Work required: Gather every line below where "essarteurs" appears.
--- BEGIN Entries ---
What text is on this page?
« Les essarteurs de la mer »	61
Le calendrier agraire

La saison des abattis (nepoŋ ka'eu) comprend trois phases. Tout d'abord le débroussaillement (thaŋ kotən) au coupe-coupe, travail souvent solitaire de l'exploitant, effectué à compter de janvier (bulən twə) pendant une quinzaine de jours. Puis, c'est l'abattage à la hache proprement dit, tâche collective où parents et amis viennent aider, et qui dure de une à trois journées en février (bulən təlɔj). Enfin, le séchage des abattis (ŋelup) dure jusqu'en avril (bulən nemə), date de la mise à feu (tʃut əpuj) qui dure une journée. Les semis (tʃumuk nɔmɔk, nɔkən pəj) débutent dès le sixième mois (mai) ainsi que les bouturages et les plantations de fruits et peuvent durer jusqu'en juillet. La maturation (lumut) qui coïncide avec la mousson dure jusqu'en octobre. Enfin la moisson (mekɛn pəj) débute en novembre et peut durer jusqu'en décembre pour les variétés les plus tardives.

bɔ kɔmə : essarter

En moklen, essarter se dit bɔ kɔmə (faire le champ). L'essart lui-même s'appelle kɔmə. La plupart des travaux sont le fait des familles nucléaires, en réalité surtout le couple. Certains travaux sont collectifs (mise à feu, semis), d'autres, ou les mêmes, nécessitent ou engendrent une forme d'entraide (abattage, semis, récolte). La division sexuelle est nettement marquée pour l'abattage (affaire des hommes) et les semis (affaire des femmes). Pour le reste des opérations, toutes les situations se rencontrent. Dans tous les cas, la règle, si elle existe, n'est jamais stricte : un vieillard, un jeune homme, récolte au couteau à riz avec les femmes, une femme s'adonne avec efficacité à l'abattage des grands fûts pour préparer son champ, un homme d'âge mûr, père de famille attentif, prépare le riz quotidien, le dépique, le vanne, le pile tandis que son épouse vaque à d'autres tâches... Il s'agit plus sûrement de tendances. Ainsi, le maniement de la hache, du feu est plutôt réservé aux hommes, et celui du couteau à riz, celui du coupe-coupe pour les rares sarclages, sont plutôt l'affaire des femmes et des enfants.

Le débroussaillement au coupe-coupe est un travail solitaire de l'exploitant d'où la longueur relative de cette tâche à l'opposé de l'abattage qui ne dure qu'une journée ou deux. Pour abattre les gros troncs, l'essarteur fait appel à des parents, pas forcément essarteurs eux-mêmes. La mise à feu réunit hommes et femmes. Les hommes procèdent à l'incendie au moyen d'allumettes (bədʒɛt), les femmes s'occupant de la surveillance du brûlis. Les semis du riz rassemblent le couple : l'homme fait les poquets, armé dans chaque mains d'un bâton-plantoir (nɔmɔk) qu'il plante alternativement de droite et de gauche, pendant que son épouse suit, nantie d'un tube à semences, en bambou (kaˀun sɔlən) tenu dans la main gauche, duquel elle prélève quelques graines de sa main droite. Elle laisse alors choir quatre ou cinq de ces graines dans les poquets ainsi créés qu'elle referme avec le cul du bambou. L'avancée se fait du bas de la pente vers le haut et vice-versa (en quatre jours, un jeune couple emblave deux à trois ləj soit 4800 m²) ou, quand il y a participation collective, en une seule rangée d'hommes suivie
--- END Entries ---
Reply to the task:
« Les essarteurs de la mer »	61
Le débroussaillement au coupe-coupe est un travail solitaire de l'exploitant d'où la longueur relative de cette tâche à l'opposé de l'abattage qui ne dure qu'une journée ou deux. Pour abattre les gros troncs, l'essarteur fait appel à des parents, pas forcément essarteurs eux-mêmes. La mise à feu réunit hommes et femmes. Les hommes procèdent à l'incendie au moyen d'allumettes (bədʒɛt), les femmes s'occupant de la surveillance du brûlis. Les semis du riz rassemblent le couple : l'homme fait les poquets, armé dans chaque mains d'un bâton-plantoir (nɔmɔk) qu'il plante alternativement de droite et de gauche, pendant que son épouse suit, nantie d'un tube à semences, en bambou (kaˀun sɔlən) tenu dans la main gauche, duquel elle prélève quelques graines de sa main droite. Elle laisse alors choir quatre ou cinq de ces graines dans les poquets ainsi créés qu'elle referme avec le cul du bambou. L'avancée se fait du bas de la pente vers le haut et vice-versa (en quatre jours, un jeune couple emblave deux à trois ləj soit 4800 m²) ou, quand il y a participation collective, en une seule rangée d'hommes suivie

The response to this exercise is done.